Exercise material
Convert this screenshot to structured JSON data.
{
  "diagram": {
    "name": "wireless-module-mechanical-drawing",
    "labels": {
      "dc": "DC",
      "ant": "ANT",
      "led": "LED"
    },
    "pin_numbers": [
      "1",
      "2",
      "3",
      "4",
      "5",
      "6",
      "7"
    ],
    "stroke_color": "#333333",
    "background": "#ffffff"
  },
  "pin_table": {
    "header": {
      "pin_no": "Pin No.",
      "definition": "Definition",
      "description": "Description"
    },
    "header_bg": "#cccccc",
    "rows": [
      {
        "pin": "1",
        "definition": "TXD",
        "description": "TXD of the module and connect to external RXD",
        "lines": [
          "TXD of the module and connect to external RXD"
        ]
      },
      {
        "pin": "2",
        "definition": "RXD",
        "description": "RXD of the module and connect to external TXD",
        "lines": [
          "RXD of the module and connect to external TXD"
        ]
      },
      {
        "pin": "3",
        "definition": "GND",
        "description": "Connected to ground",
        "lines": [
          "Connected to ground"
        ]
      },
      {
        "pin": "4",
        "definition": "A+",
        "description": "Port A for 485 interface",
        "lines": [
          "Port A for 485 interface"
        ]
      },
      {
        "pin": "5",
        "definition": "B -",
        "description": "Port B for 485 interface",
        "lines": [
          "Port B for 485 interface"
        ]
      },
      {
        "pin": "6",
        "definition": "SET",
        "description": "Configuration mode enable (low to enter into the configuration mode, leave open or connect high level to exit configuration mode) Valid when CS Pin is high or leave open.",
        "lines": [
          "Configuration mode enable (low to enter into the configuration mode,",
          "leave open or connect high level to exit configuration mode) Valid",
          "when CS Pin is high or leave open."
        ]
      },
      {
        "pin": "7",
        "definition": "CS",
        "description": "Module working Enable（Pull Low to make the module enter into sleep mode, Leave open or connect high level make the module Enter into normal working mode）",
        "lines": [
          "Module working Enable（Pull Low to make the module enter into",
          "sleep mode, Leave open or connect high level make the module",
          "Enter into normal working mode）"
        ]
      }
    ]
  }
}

Work to be completed
Output the listing above exactly as it appears.

Expected output
Convert this screenshot to structured JSON data.
{
  "diagram": {
    "name": "wireless-module-mechanical-drawing",
    "labels": {
      "dc": "DC",
      "ant": "ANT",
      "led": "LED"
    },
    "pin_numbers": [
      "1",
      "2",
      "3",
      "4",
      "5",
      "6",
      "7"
    ],
    "stroke_color": "#333333",
    "background": "#ffffff"
  },
  "pin_table": {
    "header": {
      "pin_no": "Pin No.",
      "definition": "Definition",
      "description": "Description"
    },
    "header_bg": "#cccccc",
    "rows": [
      {
        "pin": "1",
        "definition": "TXD",
        "description": "TXD of the module and connect to external RXD",
        "lines": [
          "TXD of the module and connect to external RXD"
        ]
      },
      {
        "pin": "2",
        "definition": "RXD",
        "description": "RXD of the module and connect to external TXD",
        "lines": [
          "RXD of the module and connect to external TXD"
        ]
      },
      {
        "pin": "3",
        "definition": "GND",
        "description": "Connected to ground",
        "lines": [
          "Connected to ground"
        ]
      },
      {
        "pin": "4",
        "definition": "A+",
        "description": "Port A for 485 interface",
        "lines": [
          "Port A for 485 interface"
        ]
      },
      {
        "pin": "5",
        "definition": "B -",
        "description": "Port B for 485 interface",
        "lines": [
          "Port B for 485 interface"
        ]
      },
      {
        "pin": "6",
        "definition": "SET",
        "description": "Configuration mode enable (low to enter into the configuration mode, leave open or connect high level to exit configuration mode) Valid when CS Pin is high or leave open.",
        "lines": [
          "Configuration mode enable (low to enter into the configuration mode,",
          "leave open or connect high level to exit configuration mode) Valid",
          "when CS Pin is high or leave open."
        ]
      },
      {
        "pin": "7",
        "definition": "CS",
        "description": "Module working Enable（Pull Low to make the module enter into sleep mode, Leave open or connect high level make the module Enter into normal working mode）",
        "lines": [
          "Module working Enable（Pull Low to make the module enter into",
          "sleep mode, Leave open or connect high level make the module",
          "Enter into normal working mode）"
        ]
      }
    ]
  }
}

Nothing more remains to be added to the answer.